GIVEN ENTRIES.
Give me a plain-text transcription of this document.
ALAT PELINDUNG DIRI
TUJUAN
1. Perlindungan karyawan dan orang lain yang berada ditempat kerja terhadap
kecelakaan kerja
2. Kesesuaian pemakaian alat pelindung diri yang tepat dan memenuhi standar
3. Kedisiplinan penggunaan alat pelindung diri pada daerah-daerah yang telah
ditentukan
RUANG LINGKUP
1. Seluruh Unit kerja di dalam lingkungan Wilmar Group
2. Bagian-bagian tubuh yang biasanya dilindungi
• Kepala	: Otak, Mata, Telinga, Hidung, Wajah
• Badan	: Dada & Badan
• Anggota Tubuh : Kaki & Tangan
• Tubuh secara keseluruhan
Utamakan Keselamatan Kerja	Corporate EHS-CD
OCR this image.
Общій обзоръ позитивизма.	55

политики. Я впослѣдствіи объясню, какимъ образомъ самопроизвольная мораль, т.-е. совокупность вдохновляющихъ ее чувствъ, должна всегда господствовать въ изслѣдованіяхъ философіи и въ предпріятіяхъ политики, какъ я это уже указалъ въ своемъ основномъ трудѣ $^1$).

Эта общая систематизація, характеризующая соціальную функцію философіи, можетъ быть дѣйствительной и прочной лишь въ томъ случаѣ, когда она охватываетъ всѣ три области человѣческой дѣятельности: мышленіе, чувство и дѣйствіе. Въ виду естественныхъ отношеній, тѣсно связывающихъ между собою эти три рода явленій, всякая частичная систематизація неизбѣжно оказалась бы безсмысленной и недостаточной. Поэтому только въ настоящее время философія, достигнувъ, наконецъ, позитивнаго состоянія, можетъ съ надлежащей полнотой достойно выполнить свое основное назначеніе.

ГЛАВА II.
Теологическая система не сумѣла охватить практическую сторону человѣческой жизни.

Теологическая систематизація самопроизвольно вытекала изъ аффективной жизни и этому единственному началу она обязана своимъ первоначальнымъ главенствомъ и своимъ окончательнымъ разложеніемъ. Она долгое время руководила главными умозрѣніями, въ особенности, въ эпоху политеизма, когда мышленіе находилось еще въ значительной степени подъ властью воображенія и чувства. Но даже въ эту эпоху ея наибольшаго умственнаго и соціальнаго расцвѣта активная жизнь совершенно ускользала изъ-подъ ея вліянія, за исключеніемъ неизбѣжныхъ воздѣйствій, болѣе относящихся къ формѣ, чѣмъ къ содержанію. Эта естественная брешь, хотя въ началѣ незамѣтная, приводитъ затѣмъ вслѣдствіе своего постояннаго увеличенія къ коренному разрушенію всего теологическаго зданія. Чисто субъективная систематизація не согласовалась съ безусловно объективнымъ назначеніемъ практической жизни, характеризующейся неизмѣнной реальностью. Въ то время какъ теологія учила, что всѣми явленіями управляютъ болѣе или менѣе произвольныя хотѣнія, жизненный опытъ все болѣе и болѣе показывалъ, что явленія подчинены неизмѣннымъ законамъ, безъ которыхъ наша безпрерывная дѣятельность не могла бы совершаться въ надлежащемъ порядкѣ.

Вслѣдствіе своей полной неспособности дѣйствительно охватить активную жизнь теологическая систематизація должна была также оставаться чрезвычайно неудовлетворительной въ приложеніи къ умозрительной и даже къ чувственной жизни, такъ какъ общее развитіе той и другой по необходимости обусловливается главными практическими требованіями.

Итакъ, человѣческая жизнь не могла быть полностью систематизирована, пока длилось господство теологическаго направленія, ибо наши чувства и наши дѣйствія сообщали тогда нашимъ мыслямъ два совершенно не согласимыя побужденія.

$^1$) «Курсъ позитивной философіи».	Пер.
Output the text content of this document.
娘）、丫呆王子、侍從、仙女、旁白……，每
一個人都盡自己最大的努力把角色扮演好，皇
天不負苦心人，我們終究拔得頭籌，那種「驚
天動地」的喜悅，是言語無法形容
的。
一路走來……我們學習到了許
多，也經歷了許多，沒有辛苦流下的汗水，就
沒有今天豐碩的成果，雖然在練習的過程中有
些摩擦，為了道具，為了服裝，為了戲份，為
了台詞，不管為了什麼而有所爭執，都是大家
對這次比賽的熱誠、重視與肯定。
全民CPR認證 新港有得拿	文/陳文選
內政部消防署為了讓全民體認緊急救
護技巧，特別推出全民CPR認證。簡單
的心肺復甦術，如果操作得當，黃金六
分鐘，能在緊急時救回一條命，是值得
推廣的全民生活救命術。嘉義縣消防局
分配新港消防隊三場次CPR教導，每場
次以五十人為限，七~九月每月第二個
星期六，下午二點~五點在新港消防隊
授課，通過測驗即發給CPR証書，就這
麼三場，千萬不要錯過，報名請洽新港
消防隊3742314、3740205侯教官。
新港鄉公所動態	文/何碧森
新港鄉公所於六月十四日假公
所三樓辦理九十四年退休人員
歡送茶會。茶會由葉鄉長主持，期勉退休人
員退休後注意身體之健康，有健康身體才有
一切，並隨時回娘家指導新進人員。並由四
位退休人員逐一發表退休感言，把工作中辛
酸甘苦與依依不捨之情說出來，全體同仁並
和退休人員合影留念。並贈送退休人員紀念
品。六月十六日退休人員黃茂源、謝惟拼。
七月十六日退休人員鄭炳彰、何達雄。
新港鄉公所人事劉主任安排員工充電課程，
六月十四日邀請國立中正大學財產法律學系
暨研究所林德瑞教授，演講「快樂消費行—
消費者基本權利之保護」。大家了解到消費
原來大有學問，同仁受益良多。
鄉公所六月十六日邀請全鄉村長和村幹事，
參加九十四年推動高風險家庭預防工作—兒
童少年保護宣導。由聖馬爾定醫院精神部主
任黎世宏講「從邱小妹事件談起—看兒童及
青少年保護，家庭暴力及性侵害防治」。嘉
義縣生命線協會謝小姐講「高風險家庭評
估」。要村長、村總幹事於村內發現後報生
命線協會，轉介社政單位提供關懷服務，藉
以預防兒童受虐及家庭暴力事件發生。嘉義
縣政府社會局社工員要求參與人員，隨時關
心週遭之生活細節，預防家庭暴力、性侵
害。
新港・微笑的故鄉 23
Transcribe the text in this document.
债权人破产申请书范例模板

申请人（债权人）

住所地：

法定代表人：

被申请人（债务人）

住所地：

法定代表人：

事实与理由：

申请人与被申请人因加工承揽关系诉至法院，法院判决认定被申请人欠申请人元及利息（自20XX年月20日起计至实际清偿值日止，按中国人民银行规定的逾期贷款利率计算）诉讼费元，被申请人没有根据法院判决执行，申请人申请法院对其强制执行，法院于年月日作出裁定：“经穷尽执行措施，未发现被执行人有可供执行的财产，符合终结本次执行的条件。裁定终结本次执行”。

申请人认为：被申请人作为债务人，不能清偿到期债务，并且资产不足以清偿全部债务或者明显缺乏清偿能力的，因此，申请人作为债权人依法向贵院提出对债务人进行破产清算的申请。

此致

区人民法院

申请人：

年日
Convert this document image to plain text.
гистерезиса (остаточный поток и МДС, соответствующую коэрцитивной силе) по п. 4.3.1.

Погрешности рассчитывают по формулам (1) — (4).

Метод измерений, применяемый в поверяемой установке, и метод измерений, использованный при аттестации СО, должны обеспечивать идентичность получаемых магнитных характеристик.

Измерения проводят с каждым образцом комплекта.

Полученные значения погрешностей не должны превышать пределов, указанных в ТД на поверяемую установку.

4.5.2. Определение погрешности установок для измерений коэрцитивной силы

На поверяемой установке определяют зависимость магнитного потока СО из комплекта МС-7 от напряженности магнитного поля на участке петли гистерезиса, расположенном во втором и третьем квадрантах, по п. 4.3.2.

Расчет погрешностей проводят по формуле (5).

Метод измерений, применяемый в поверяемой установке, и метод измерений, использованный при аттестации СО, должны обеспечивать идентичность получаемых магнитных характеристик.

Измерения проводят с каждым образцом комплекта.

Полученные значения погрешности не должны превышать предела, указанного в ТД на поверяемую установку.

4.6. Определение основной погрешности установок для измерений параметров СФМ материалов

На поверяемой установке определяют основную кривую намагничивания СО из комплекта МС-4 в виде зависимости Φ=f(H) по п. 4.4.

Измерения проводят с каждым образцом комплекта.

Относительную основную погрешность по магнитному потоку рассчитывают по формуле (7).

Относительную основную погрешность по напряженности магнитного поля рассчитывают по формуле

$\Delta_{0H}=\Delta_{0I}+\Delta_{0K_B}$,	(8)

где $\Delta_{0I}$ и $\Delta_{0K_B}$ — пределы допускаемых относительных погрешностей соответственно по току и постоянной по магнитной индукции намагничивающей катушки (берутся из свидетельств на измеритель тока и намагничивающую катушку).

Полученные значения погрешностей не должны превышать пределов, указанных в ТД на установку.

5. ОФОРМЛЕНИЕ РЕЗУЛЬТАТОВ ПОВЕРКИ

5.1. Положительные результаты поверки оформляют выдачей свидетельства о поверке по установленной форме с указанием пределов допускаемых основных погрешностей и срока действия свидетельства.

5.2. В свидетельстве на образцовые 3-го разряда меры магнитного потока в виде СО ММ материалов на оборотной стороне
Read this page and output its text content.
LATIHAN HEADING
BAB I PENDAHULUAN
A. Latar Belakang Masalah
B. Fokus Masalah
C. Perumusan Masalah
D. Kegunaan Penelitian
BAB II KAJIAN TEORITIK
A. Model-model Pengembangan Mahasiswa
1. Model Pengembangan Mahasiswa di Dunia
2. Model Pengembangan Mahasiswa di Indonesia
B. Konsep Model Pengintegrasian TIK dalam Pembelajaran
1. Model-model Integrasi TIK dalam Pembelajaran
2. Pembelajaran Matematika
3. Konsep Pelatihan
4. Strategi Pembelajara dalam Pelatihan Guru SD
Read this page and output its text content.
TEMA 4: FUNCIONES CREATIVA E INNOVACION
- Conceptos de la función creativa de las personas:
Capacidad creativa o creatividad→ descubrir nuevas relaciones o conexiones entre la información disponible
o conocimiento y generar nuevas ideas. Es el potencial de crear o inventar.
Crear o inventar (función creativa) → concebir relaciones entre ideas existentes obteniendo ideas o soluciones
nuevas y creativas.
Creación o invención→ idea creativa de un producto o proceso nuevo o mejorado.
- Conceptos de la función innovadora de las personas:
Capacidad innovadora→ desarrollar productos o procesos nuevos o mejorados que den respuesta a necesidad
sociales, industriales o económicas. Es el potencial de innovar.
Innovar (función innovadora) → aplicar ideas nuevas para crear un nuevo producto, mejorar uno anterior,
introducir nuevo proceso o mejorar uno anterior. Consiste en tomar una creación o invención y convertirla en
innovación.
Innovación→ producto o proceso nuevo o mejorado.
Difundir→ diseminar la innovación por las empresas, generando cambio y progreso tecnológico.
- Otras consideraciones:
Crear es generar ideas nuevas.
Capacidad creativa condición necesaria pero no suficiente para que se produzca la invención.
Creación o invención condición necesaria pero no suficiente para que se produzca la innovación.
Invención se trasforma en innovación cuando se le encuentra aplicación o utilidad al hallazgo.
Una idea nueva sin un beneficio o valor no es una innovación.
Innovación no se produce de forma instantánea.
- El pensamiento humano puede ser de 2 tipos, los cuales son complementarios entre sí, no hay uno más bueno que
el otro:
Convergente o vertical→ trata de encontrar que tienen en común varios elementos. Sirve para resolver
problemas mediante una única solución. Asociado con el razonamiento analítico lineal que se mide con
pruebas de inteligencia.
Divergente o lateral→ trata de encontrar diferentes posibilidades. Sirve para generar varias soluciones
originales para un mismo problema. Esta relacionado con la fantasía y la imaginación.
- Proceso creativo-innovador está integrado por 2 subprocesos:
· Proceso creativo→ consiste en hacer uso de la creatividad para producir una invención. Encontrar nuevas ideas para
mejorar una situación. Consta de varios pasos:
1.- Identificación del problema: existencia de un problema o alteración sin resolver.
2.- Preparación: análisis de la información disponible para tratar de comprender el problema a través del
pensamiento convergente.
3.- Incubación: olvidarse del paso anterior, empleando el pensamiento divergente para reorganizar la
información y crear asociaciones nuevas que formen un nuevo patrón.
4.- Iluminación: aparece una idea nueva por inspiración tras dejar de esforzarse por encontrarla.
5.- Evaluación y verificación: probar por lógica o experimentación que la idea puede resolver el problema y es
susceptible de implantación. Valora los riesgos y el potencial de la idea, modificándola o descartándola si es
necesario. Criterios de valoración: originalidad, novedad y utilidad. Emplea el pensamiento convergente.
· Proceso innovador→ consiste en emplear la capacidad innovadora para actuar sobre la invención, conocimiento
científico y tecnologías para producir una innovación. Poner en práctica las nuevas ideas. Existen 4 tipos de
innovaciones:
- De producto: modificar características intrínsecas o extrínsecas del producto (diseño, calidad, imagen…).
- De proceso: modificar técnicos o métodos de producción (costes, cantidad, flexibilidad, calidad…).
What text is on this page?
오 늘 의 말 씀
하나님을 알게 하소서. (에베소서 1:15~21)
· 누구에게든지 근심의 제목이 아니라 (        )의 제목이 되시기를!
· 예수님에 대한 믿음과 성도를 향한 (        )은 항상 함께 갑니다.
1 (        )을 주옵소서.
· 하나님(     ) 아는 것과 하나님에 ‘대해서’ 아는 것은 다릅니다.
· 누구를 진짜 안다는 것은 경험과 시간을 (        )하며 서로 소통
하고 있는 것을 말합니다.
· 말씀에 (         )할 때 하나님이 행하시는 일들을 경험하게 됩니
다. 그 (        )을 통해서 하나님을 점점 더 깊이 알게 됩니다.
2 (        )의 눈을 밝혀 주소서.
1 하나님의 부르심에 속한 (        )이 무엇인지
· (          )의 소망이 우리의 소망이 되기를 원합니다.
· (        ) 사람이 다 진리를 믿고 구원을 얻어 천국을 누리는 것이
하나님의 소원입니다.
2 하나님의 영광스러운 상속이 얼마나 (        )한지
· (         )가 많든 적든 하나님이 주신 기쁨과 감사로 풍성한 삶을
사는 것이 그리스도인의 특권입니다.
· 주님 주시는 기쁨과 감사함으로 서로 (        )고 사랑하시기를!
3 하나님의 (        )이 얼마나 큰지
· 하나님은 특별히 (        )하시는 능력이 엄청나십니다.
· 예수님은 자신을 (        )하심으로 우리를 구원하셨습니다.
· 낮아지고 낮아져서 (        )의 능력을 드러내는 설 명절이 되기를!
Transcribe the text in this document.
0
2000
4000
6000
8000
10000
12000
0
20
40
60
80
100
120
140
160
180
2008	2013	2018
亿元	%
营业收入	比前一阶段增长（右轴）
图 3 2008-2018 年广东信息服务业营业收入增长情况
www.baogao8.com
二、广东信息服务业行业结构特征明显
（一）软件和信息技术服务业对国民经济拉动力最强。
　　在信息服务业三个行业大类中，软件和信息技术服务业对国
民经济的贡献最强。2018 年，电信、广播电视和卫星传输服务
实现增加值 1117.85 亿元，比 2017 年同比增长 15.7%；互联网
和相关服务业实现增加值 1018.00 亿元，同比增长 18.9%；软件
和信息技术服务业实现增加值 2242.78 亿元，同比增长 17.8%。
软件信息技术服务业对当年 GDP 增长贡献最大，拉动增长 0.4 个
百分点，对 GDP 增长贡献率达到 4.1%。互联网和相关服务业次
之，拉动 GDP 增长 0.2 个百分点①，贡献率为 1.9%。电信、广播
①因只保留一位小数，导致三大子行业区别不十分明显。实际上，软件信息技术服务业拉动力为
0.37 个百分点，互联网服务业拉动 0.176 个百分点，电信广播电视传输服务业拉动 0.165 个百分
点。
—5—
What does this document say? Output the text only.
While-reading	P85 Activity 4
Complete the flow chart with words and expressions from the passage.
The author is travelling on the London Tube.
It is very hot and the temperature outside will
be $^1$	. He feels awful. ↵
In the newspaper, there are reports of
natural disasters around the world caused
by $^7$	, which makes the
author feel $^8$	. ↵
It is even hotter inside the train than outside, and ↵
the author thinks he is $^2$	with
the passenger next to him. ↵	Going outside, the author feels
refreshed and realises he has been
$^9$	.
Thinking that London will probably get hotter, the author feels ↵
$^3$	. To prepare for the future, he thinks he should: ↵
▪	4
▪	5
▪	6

OBJECTIVE. Report only how many lines of the listing hold the word "하나님을".

COMPLETED TASK. 2